> [WORK TO COMPLETE]
Retype the material word for word.

====== EXCERPTED DATA

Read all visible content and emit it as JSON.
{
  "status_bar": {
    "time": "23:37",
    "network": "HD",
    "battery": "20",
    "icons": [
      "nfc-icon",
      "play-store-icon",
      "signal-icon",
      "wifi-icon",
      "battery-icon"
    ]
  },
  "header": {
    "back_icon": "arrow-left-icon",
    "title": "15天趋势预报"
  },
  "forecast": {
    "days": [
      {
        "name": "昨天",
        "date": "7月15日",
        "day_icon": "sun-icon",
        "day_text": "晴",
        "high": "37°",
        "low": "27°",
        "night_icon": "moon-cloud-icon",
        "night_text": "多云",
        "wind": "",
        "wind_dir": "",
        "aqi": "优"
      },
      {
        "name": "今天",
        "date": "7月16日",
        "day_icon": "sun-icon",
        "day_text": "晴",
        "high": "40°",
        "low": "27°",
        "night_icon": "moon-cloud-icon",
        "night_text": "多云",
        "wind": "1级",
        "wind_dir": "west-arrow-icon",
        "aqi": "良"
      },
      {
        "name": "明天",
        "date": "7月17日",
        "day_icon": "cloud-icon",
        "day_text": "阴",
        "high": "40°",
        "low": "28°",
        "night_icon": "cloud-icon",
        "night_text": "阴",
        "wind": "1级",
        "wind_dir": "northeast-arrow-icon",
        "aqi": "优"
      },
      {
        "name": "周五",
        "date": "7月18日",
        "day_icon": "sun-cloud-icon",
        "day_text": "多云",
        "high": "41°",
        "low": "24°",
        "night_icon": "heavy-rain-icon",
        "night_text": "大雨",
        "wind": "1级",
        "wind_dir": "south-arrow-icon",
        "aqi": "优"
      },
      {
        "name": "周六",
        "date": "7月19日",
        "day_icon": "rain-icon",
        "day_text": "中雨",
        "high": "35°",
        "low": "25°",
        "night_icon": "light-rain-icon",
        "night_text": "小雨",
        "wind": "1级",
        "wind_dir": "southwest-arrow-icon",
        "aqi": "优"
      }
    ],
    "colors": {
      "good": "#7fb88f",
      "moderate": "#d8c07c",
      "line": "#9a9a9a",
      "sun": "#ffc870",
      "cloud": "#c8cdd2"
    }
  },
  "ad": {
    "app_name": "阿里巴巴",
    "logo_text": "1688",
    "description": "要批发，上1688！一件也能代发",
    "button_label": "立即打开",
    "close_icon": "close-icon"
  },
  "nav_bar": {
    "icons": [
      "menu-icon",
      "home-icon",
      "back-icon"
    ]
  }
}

============

> [RIGHT ANSWER]
Read all visible content and emit it as JSON.
{
  "status_bar": {
    "time": "23:37",
    "network": "HD",
    "battery": "20",
    "icons": [
      "nfc-icon",
      "play-store-icon",
      "signal-icon",
      "wifi-icon",
      "battery-icon"
    ]
  },
  "header": {
    "back_icon": "arrow-left-icon",
    "title": "15天趋势预报"
  },
  "forecast": {
    "days": [
      {
        "name": "昨天",
        "date": "7月15日",
        "day_icon": "sun-icon",
        "day_text": "晴",
        "high": "37°",
        "low": "27°",
        "night_icon": "moon-cloud-icon",
        "night_text": "多云",
        "wind": "",
        "wind_dir": "",
        "aqi": "优"
      },
      {
        "name": "今天",
        "date": "7月16日",
        "day_icon": "sun-icon",
        "day_text": "晴",
        "high": "40°",
        "low": "27°",
        "night_icon": "moon-cloud-icon",
        "night_text": "多云",
        "wind": "1级",
        "wind_dir": "west-arrow-icon",
        "aqi": "良"
      },
      {
        "name": "明天",
        "date": "7月17日",
        "day_icon": "cloud-icon",
        "day_text": "阴",
        "high": "40°",
        "low": "28°",
        "night_icon": "cloud-icon",
        "night_text": "阴",
        "wind": "1级",
        "wind_dir": "northeast-arrow-icon",
        "aqi": "优"
      },
      {
        "name": "周五",
        "date": "7月18日",
        "day_icon": "sun-cloud-icon",
        "day_text": "多云",
        "high": "41°",
        "low": "24°",
        "night_icon": "heavy-rain-icon",
        "night_text": "大雨",
        "wind": "1级",
        "wind_dir": "south-arrow-icon",
        "aqi": "优"
      },
      {
        "name": "周六",
        "date": "7月19日",
        "day_icon": "rain-icon",
        "day_text": "中雨",
        "high": "35°",
        "low": "25°",
        "night_icon": "light-rain-icon",
        "night_text": "小雨",
        "wind": "1级",
        "wind_dir": "southwest-arrow-icon",
        "aqi": "优"
      }
    ],
    "colors": {
      "good": "#7fb88f",
      "moderate": "#d8c07c",
      "line": "#9a9a9a",
      "sun": "#ffc870",
      "cloud": "#c8cdd2"
    }
  },
  "ad": {
    "app_name": "阿里巴巴",
    "logo_text": "1688",
    "description": "要批发，上1688！一件也能代发",
    "button_label": "立即打开",
    "close_icon": "close-icon"
  },
  "nav_bar": {
    "icons": [
      "menu-icon",
      "home-icon",
      "back-icon"
    ]
  }
}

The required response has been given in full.